Exercise objective — The records below must be written out exactly, with every picture left behind.

Dataset records —
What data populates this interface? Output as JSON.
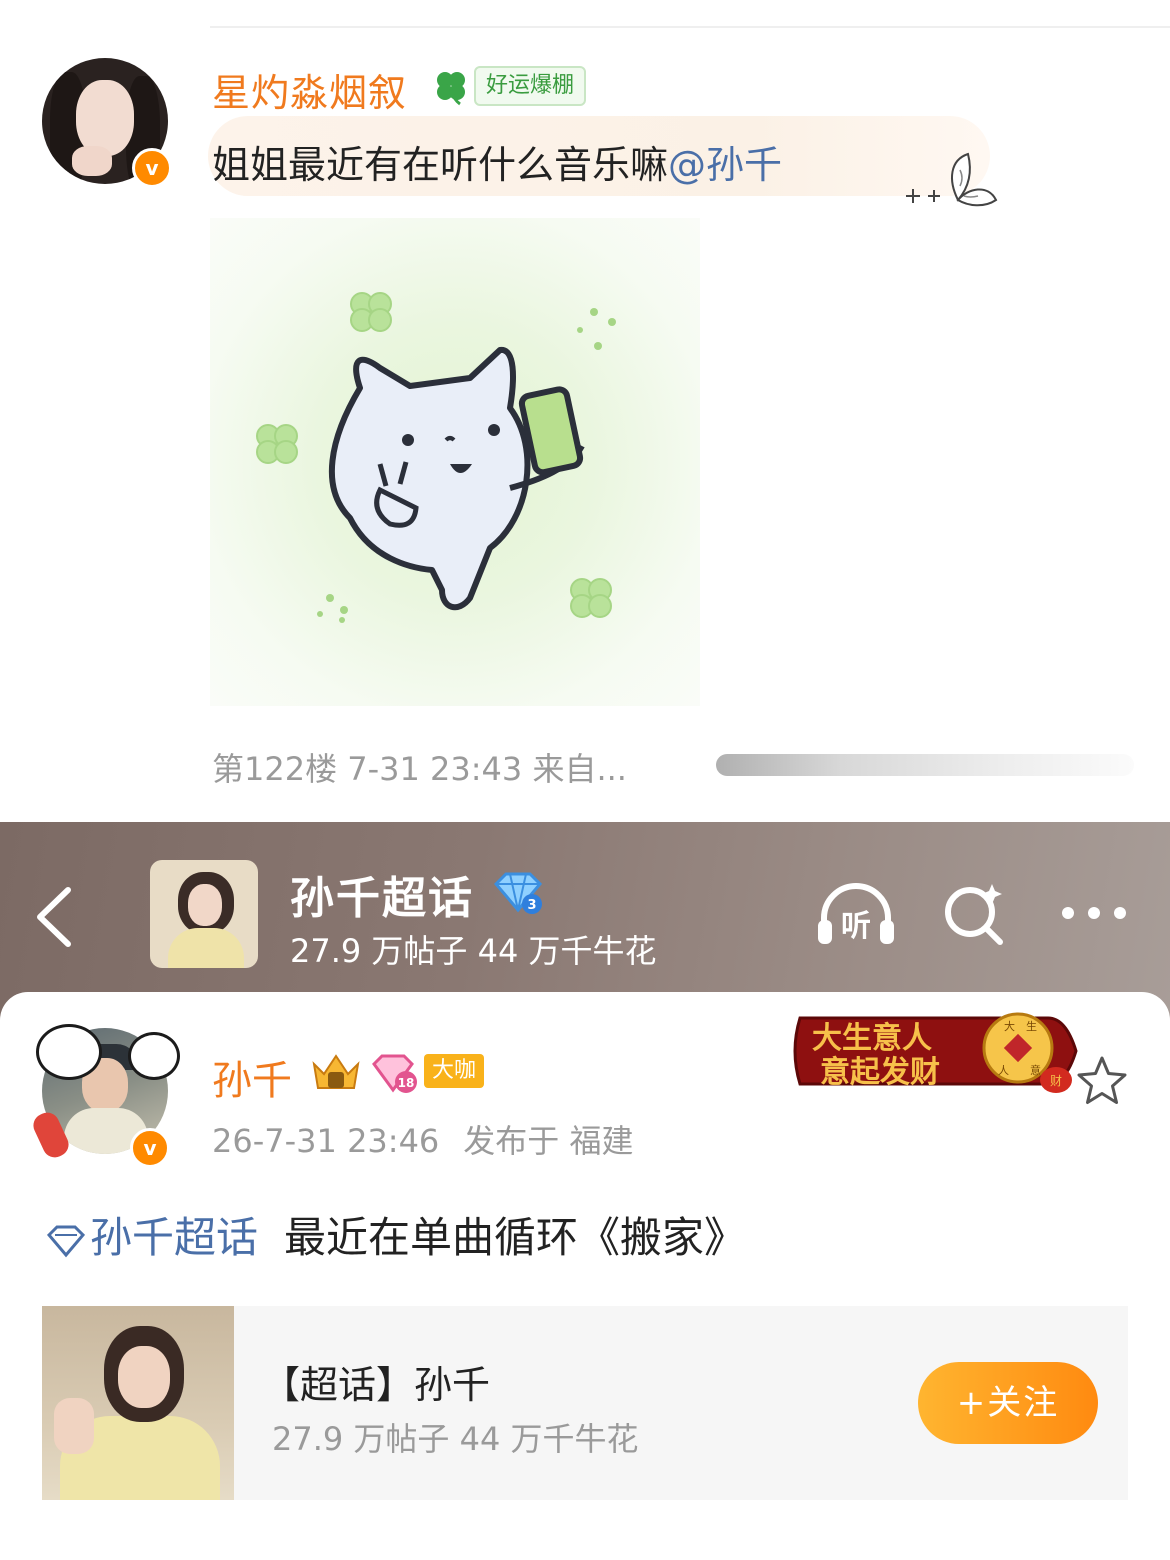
{
  "comment": {
    "username": "星灼淼烟叙",
    "badge_label": "好运爆棚",
    "text": "姐姐最近有在听什么音乐嘛",
    "mention": "@孙千",
    "meta": "第122楼 7-31 23:43 来自..."
  },
  "topic_header": {
    "title": "孙千超话",
    "stats": "27.9 万帖子 44 万千牛花",
    "diamond_level": "3",
    "listen_label": "听"
  },
  "post": {
    "username": "孙千",
    "level": "18",
    "badge_label": "大咖",
    "time": "26-7-31 23:46",
    "location_prefix": "发布于",
    "location": "福建",
    "topic_link": "孙千超话",
    "text": "最近在单曲循环《搬家》",
    "festive_badge": {
      "line1": "大生意人",
      "line2": "意起发财",
      "coin_chars": [
        "大",
        "生",
        "人",
        "意"
      ],
      "bag_char": "财"
    }
  },
  "topic_card": {
    "title": "【超话】孙千",
    "stats": "27.9 万帖子 44 万千牛花",
    "follow_label": "+关注"
  },
  "colors": {
    "username_orange": "#f07a1e",
    "link_blue": "#4a6fa8",
    "meta_gray": "#9a9a9a",
    "follow_orange": "#ff8a10",
    "verified_orange": "#ff8a00"
  },
  "icons": [
    "clover-icon",
    "butterfly-icon",
    "back-icon",
    "diamond-icon",
    "listen-icon",
    "search-icon",
    "more-icon",
    "crown-icon",
    "level-icon",
    "star-icon"
  ]
}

Exercise result —
What data populates this interface? Output as JSON.
{
  "comment": {
    "username": "星灼淼烟叙",
    "badge_label": "好运爆棚",
    "text": "姐姐最近有在听什么音乐嘛",
    "mention": "@孙千",
    "meta": "第122楼 7-31 23:43 来自..."
  },
  "topic_header": {
    "title": "孙千超话",
    "stats": "27.9 万帖子 44 万千牛花",
    "diamond_level": "3",
    "listen_label": "听"
  },
  "post": {
    "username": "孙千",
    "level": "18",
    "badge_label": "大咖",
    "time": "26-7-31 23:46",
    "location_prefix": "发布于",
    "location": "福建",
    "topic_link": "孙千超话",
    "text": "最近在单曲循环《搬家》",
    "festive_badge": {
      "line1": "大生意人",
      "line2": "意起发财",
      "coin_chars": [
        "大",
        "生",
        "人",
        "意"
      ],
      "bag_char": "财"
    }
  },
  "topic_card": {
    "title": "【超话】孙千",
    "stats": "27.9 万帖子 44 万千牛花",
    "follow_label": "+关注"
  },
  "colors": {
    "username_orange": "#f07a1e",
    "link_blue": "#4a6fa8",
    "meta_gray": "#9a9a9a",
    "follow_orange": "#ff8a10",
    "verified_orange": "#ff8a00"
  },
  "icons": [
    "clover-icon",
    "butterfly-icon",
    "back-icon",
    "diamond-icon",
    "listen-icon",
    "search-icon",
    "more-icon",
    "crown-icon",
    "level-icon",
    "star-icon"
  ]
}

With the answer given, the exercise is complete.